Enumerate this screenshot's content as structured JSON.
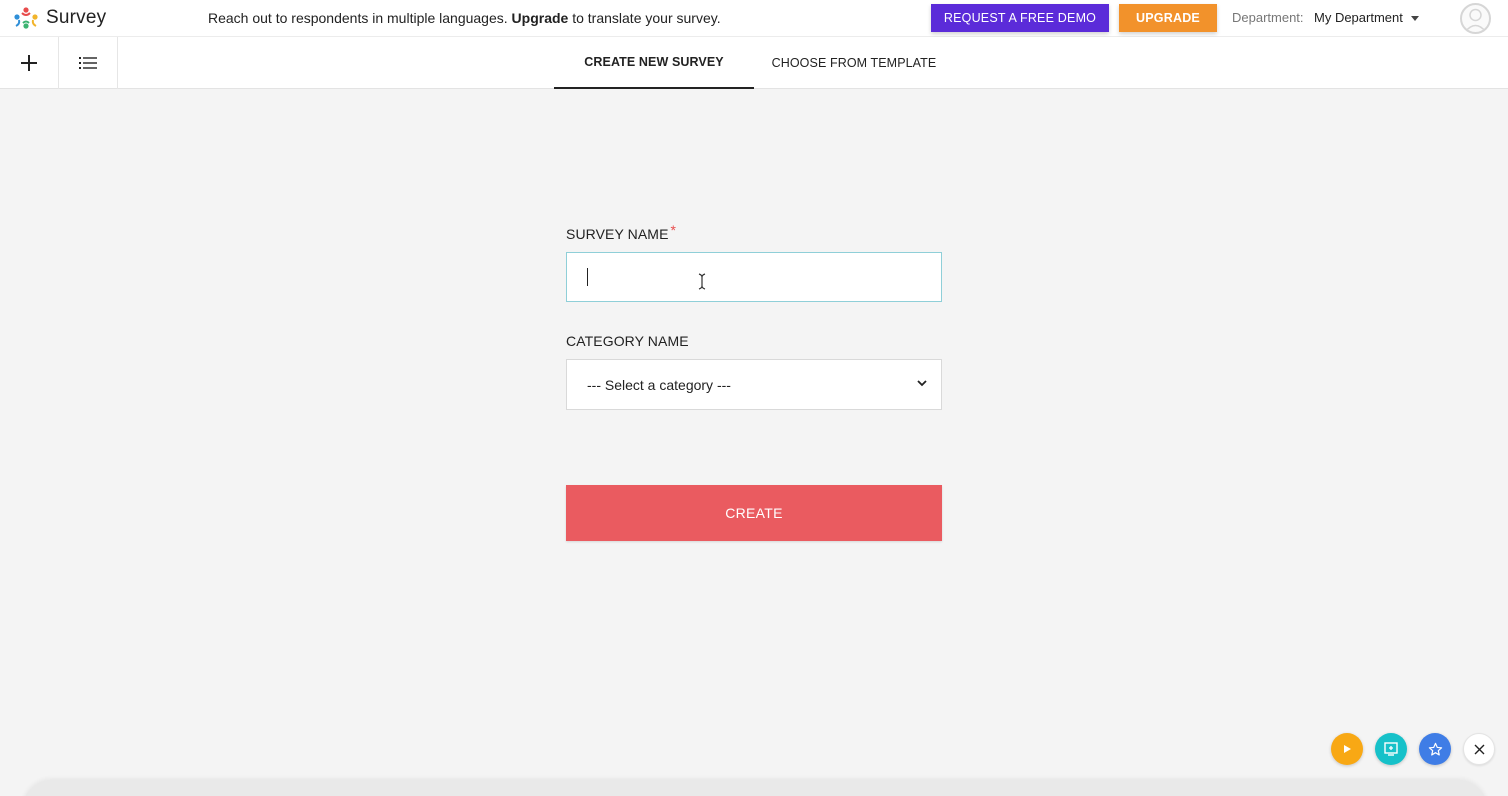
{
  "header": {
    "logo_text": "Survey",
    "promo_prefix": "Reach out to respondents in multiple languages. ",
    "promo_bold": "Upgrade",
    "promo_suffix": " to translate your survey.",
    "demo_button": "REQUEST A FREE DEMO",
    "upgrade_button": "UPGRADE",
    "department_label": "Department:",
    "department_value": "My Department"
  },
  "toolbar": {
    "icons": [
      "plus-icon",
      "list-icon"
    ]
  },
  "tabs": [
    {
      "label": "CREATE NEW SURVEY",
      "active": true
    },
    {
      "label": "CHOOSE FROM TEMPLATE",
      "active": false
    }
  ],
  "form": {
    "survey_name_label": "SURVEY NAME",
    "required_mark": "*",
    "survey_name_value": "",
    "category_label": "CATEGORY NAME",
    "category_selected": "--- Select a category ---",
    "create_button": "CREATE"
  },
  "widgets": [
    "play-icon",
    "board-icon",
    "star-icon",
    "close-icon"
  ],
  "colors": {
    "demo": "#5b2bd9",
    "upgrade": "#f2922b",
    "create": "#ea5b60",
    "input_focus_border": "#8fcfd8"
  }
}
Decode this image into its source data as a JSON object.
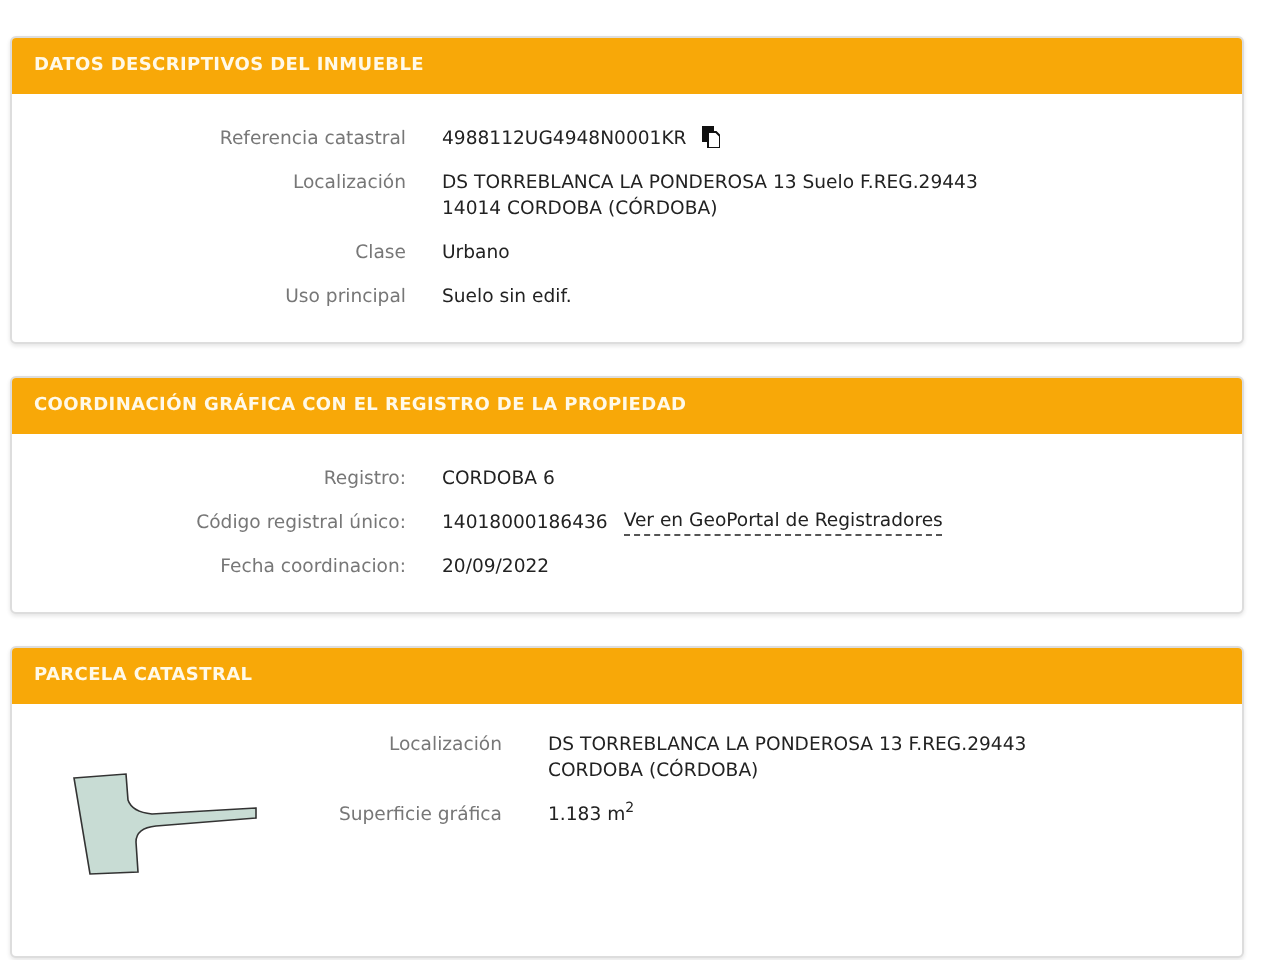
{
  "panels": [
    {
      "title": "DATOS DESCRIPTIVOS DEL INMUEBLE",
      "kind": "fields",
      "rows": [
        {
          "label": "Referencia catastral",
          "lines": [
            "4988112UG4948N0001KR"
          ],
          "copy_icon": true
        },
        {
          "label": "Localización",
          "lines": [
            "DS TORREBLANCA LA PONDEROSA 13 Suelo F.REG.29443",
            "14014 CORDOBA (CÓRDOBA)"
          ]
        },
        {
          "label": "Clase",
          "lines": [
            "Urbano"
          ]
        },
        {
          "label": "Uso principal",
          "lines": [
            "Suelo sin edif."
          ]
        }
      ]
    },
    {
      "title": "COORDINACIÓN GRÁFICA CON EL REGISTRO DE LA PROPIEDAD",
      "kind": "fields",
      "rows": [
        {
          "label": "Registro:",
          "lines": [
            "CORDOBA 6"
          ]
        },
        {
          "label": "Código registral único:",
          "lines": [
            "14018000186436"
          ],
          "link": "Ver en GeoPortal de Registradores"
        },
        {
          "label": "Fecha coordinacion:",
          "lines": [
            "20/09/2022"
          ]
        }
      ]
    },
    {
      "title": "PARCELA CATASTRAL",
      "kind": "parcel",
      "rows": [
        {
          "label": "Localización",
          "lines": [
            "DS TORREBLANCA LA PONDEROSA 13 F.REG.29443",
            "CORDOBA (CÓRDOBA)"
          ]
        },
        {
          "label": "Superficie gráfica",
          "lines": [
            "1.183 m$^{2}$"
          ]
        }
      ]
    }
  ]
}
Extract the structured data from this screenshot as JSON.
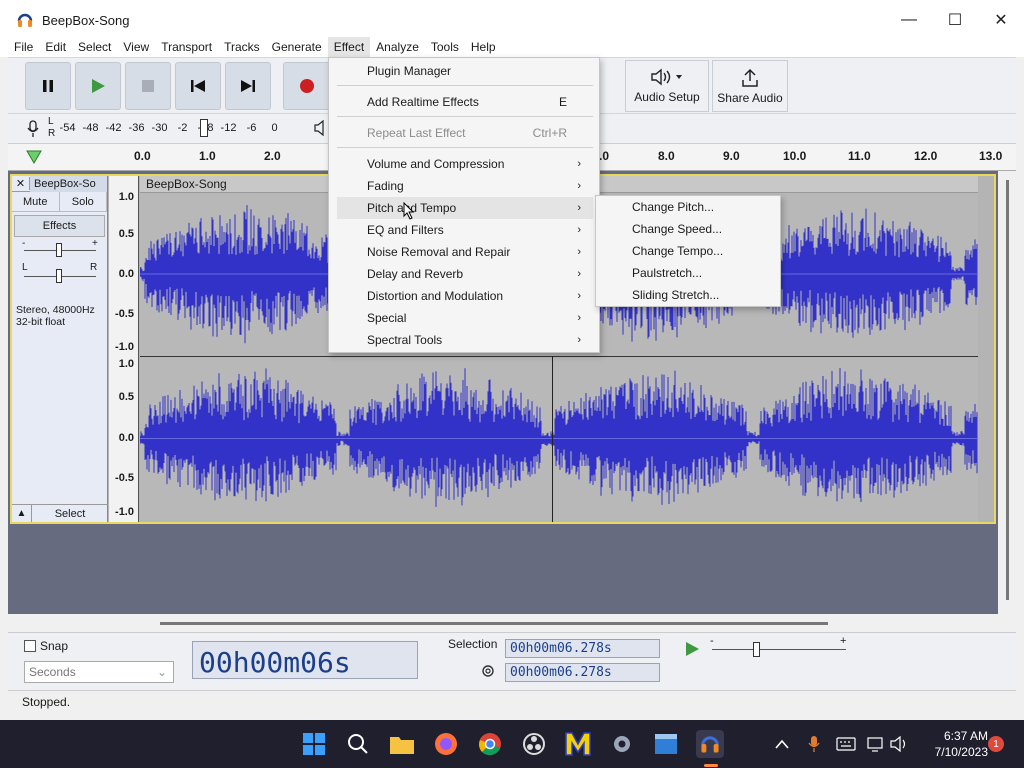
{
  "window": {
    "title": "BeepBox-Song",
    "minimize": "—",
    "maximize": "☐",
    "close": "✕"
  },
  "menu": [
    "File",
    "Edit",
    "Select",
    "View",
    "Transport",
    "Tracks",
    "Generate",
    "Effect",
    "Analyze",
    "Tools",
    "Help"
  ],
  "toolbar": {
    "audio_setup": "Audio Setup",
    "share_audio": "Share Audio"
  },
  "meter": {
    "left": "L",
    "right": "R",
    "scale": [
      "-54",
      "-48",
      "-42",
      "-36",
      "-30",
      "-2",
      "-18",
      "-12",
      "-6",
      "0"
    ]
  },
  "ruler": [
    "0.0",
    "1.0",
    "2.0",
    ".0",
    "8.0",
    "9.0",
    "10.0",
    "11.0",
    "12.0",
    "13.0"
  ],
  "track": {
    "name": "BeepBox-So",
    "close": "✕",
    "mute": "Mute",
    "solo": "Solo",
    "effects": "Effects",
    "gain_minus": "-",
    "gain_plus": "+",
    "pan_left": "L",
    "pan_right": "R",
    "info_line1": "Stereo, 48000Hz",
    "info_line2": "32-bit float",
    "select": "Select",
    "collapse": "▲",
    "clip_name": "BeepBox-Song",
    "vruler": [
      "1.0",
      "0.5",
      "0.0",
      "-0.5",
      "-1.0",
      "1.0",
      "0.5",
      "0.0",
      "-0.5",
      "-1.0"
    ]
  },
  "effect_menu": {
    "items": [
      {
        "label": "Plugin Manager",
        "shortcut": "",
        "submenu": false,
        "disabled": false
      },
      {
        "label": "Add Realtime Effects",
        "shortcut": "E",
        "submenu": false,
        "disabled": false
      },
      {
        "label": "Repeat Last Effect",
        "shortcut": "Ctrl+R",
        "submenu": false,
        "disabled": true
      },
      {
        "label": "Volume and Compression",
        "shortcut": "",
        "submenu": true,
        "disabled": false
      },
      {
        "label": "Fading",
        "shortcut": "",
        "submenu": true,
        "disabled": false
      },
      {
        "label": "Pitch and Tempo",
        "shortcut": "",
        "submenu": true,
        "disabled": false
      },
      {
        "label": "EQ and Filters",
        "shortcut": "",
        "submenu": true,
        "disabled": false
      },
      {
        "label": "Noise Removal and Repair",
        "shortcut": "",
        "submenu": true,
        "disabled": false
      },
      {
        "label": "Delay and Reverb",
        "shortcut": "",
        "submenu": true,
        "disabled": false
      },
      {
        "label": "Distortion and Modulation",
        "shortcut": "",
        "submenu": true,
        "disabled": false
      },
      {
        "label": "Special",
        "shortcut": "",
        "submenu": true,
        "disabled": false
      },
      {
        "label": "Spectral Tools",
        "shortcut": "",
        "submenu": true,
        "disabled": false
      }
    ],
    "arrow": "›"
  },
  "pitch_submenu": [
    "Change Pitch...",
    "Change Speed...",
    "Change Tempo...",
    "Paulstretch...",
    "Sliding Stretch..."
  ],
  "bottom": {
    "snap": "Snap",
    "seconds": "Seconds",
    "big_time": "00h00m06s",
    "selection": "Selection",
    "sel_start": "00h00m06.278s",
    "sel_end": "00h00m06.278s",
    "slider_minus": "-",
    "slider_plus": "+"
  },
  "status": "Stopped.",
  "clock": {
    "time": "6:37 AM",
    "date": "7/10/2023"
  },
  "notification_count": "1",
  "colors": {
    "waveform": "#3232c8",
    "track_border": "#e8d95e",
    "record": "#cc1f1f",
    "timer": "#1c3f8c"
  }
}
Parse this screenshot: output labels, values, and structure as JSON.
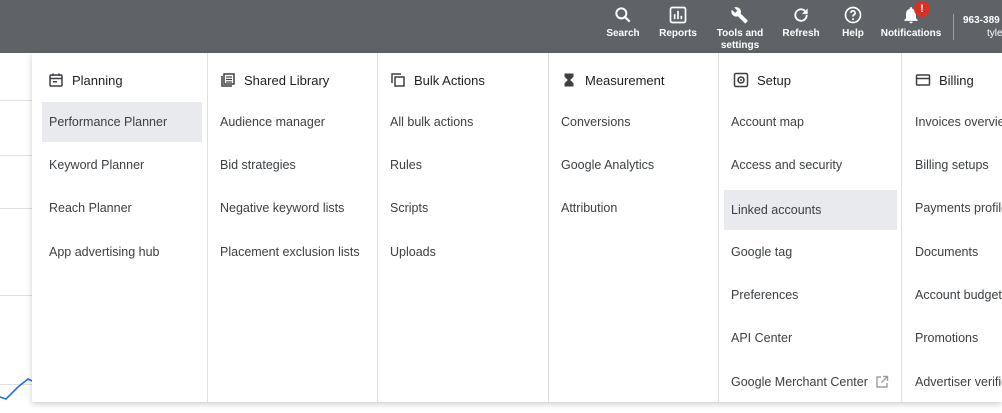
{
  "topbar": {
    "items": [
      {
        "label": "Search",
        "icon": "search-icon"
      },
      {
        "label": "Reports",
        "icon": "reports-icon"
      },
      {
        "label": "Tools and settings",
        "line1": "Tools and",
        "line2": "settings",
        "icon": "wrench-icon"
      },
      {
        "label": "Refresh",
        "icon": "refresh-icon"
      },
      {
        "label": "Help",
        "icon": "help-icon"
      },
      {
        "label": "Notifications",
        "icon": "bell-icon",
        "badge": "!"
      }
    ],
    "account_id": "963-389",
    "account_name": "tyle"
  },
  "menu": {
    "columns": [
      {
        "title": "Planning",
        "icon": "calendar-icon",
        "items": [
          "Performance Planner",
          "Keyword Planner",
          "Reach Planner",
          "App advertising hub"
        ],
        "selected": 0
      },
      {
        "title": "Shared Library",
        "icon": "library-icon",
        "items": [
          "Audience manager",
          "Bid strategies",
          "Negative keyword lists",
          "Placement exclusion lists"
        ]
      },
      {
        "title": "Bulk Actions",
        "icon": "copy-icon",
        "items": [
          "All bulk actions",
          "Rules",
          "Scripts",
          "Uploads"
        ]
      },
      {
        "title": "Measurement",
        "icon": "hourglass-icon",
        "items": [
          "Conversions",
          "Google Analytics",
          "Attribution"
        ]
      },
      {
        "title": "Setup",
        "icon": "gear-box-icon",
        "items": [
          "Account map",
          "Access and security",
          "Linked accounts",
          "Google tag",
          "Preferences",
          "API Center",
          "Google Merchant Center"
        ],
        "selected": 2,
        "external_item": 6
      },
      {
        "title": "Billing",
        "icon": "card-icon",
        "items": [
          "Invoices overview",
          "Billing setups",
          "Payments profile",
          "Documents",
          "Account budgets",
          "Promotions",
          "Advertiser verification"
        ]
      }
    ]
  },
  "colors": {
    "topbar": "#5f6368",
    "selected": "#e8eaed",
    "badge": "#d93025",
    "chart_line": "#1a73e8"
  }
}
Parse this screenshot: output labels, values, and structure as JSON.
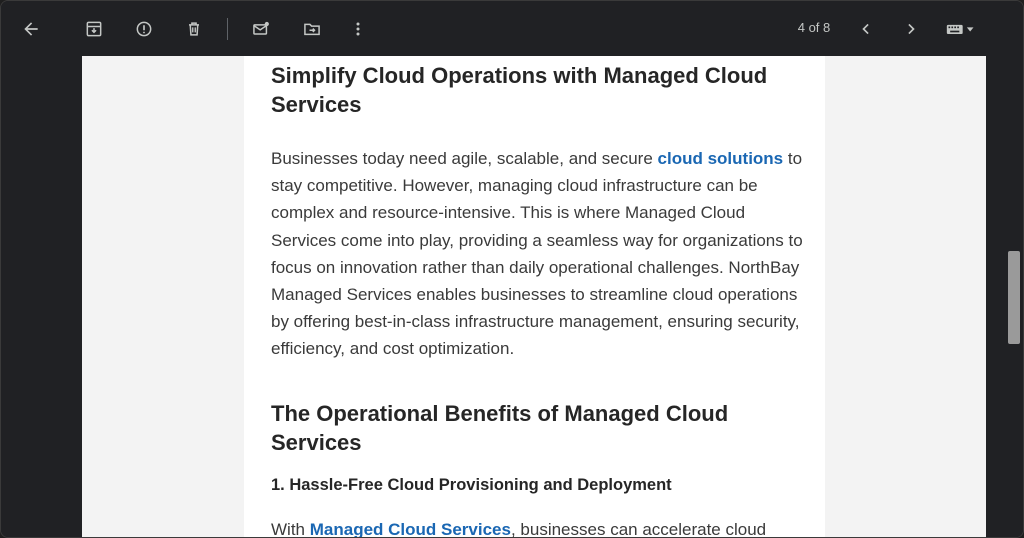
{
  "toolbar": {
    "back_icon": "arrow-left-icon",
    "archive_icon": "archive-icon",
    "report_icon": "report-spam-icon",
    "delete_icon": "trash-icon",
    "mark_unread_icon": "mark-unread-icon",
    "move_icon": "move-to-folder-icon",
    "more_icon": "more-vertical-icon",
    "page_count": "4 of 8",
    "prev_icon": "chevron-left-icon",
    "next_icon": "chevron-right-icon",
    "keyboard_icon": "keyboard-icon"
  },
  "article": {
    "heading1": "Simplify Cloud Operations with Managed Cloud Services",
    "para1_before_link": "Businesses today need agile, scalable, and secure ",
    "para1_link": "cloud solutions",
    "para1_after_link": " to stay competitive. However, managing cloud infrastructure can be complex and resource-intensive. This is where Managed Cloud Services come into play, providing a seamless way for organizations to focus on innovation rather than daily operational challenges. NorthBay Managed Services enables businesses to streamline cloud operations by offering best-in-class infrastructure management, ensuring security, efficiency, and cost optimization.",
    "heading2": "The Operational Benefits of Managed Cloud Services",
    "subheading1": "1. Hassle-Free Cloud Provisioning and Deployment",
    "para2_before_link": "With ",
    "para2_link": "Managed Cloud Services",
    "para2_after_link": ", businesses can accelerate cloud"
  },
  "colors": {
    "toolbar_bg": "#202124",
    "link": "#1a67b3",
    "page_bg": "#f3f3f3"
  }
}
======
What to do =
Using the material above, report each line where "PONDEROSA" occurs.

Completed exercise =
            "DS TORREBLANCA LA PONDEROSA 13 Suelo F.REG.29443",
            "DS TORREBLANCA LA PONDEROSA 13 F.REG.29443",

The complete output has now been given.